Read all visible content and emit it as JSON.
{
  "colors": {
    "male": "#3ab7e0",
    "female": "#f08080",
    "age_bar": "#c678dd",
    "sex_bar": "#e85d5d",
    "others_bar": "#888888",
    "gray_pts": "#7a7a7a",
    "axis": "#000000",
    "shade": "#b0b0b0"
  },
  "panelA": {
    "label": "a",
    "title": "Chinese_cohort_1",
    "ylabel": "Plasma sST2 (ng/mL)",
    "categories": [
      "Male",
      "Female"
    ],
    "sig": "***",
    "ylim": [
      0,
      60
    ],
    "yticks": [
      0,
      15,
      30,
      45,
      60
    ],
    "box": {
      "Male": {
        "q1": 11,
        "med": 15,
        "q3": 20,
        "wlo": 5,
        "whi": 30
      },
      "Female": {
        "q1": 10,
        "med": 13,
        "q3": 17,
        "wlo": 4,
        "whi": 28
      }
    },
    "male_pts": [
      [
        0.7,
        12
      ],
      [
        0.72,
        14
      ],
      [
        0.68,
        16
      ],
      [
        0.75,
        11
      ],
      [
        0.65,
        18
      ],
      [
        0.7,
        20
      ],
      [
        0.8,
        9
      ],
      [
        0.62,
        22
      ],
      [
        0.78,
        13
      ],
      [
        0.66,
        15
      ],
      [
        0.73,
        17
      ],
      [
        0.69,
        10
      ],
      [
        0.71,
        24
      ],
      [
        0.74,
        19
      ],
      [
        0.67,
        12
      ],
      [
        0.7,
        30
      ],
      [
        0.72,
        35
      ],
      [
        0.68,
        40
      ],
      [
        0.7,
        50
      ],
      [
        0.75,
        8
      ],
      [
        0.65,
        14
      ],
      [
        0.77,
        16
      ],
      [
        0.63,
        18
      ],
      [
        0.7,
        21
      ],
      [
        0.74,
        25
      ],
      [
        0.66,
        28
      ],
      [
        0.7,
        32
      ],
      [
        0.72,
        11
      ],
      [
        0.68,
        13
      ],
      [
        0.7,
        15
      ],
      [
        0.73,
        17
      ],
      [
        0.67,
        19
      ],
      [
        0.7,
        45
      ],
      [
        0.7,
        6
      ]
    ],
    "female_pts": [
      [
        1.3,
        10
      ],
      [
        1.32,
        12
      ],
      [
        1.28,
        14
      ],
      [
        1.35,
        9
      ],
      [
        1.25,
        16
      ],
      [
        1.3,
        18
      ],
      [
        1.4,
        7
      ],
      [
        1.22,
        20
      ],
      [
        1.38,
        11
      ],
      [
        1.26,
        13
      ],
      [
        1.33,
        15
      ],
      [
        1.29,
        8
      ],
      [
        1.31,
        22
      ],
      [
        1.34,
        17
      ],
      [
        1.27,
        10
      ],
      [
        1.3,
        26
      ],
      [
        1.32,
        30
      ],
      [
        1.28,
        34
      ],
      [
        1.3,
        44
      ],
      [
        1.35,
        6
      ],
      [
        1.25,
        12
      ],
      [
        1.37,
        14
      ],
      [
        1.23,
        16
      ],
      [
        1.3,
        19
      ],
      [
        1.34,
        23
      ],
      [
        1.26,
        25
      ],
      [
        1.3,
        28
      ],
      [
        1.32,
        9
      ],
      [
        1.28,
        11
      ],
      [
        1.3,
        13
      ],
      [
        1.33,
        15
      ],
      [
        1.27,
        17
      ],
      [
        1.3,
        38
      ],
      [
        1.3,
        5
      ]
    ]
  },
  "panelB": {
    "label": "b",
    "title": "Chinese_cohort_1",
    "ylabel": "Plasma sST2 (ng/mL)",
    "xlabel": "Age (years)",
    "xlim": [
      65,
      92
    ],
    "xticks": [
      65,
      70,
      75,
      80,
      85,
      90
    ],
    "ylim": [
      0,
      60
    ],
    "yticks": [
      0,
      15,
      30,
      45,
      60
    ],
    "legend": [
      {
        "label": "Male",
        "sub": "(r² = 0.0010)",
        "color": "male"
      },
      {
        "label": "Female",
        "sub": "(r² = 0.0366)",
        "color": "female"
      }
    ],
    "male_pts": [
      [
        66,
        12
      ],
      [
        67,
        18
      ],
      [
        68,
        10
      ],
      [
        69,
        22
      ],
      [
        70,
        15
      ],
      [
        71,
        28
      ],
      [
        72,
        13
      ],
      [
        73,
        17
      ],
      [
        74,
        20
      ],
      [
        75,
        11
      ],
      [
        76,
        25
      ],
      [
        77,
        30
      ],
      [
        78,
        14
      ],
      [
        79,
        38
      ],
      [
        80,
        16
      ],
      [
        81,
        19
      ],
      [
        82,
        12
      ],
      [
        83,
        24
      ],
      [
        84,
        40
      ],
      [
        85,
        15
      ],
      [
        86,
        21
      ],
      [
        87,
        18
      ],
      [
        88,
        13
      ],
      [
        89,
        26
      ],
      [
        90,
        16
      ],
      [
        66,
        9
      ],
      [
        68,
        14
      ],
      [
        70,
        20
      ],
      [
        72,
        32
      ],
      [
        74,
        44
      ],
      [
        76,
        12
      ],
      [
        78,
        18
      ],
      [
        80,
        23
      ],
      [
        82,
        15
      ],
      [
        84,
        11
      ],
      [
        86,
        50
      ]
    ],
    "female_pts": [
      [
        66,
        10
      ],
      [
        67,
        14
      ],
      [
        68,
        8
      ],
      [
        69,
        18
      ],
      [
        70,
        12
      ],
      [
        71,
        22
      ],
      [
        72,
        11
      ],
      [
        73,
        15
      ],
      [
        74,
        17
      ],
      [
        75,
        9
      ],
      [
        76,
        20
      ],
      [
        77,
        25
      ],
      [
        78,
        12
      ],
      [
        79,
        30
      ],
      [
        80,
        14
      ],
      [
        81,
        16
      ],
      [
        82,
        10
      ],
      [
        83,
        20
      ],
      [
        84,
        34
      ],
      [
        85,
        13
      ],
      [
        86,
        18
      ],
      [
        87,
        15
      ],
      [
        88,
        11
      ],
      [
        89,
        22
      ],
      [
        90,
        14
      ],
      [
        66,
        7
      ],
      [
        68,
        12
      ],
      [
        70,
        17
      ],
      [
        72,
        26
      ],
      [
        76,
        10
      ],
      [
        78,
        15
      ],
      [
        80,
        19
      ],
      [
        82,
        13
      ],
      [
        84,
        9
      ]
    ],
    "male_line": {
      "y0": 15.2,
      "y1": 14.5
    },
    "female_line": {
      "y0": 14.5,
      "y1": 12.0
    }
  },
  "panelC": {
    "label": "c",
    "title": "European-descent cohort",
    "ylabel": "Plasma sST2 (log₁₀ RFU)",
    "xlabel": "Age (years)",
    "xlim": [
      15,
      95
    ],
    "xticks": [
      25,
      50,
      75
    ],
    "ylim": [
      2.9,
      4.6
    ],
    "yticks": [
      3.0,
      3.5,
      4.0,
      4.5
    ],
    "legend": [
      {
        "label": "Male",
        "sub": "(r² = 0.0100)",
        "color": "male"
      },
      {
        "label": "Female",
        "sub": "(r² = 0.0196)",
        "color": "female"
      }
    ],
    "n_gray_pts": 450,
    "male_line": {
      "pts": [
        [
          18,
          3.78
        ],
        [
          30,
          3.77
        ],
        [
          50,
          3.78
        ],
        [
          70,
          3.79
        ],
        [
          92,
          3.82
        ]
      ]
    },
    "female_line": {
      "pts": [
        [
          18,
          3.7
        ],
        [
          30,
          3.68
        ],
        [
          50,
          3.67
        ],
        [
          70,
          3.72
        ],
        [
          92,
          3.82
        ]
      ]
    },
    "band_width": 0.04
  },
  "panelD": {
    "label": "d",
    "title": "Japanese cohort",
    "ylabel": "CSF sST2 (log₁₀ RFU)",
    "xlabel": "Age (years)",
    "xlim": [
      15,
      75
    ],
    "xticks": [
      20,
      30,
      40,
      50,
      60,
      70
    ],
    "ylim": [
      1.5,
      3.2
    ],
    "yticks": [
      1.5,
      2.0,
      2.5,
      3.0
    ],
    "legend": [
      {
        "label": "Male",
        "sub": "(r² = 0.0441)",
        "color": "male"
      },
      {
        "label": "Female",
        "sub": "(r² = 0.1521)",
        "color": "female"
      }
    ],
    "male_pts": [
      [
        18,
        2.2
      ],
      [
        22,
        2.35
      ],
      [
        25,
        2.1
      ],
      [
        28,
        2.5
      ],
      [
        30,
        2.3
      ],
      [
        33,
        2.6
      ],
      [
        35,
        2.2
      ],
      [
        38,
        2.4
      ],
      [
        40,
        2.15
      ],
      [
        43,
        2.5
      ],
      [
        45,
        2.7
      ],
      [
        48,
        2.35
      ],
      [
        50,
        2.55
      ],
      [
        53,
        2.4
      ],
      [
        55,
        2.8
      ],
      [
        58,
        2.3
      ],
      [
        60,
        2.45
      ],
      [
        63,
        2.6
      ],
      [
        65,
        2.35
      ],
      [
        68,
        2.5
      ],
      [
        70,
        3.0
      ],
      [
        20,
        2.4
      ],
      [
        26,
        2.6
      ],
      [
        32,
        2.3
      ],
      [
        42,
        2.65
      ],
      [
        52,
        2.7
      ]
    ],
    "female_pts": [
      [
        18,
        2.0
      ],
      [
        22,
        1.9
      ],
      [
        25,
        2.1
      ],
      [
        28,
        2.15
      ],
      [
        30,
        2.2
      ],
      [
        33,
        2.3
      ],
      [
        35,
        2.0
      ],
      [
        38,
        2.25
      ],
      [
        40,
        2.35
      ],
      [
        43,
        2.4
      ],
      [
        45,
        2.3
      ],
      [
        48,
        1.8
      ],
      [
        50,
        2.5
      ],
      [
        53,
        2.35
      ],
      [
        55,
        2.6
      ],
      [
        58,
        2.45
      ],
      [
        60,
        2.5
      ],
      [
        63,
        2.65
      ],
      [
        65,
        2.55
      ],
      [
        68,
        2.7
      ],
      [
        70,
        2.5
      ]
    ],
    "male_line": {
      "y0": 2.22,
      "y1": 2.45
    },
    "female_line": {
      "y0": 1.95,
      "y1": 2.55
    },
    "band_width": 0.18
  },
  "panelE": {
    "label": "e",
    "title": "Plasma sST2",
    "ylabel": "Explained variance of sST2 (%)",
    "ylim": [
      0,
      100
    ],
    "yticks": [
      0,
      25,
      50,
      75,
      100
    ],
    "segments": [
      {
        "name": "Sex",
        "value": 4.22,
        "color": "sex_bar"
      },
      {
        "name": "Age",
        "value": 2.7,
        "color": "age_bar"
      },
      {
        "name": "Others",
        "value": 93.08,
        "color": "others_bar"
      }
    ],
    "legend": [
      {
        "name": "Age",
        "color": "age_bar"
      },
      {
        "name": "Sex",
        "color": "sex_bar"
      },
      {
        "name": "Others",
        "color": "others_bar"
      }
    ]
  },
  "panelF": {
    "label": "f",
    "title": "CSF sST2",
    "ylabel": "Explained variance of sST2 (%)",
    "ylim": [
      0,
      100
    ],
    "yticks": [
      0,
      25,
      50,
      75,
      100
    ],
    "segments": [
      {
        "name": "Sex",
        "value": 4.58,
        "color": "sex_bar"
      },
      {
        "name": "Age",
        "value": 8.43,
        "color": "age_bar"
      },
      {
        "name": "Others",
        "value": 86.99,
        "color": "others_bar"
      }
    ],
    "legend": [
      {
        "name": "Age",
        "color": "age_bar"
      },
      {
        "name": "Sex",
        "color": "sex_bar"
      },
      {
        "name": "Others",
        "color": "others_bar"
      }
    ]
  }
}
:::::
# Objective
For the listing above, identify each line bearing "value".

# Exercise output
        "value": 4.22,
        "value": 2.7,
        "value": 93.08,
        "value": 4.58,
        "value": 8.43,
        "value": 86.99,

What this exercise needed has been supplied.